Challenge => Below is a block of records; repeat each one exactly.

Available data =>
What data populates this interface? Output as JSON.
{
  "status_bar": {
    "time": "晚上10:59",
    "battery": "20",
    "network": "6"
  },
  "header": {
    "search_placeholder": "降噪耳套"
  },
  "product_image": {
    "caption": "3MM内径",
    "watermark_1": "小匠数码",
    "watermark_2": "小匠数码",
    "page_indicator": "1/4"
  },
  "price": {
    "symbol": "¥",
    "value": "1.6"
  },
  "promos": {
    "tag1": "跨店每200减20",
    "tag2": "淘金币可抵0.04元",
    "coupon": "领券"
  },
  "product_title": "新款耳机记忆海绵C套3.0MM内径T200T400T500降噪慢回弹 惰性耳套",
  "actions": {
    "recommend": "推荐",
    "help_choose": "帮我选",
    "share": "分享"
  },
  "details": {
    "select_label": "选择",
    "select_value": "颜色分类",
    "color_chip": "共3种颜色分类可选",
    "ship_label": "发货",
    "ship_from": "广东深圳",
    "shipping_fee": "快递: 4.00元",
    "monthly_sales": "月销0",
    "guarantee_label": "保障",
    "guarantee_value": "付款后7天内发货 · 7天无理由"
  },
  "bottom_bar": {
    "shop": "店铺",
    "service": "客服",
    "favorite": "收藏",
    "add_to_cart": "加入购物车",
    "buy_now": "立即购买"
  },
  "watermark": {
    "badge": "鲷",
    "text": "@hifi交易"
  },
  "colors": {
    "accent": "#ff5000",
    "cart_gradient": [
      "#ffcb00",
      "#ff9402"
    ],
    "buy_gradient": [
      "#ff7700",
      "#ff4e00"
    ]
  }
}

Reply =>
What data populates this interface? Output as JSON.
{
  "status_bar": {
    "time": "晚上10:59",
    "battery": "20",
    "network": "6"
  },
  "header": {
    "search_placeholder": "降噪耳套"
  },
  "product_image": {
    "caption": "3MM内径",
    "watermark_1": "小匠数码",
    "watermark_2": "小匠数码",
    "page_indicator": "1/4"
  },
  "price": {
    "symbol": "¥",
    "value": "1.6"
  },
  "promos": {
    "tag1": "跨店每200减20",
    "tag2": "淘金币可抵0.04元",
    "coupon": "领券"
  },
  "product_title": "新款耳机记忆海绵C套3.0MM内径T200T400T500降噪慢回弹 惰性耳套",
  "actions": {
    "recommend": "推荐",
    "help_choose": "帮我选",
    "share": "分享"
  },
  "details": {
    "select_label": "选择",
    "select_value": "颜色分类",
    "color_chip": "共3种颜色分类可选",
    "ship_label": "发货",
    "ship_from": "广东深圳",
    "shipping_fee": "快递: 4.00元",
    "monthly_sales": "月销0",
    "guarantee_label": "保障",
    "guarantee_value": "付款后7天内发货 · 7天无理由"
  },
  "bottom_bar": {
    "shop": "店铺",
    "service": "客服",
    "favorite": "收藏",
    "add_to_cart": "加入购物车",
    "buy_now": "立即购买"
  },
  "watermark": {
    "badge": "鲷",
    "text": "@hifi交易"
  },
  "colors": {
    "accent": "#ff5000",
    "cart_gradient": [
      "#ffcb00",
      "#ff9402"
    ],
    "buy_gradient": [
      "#ff7700",
      "#ff4e00"
    ]
  }
}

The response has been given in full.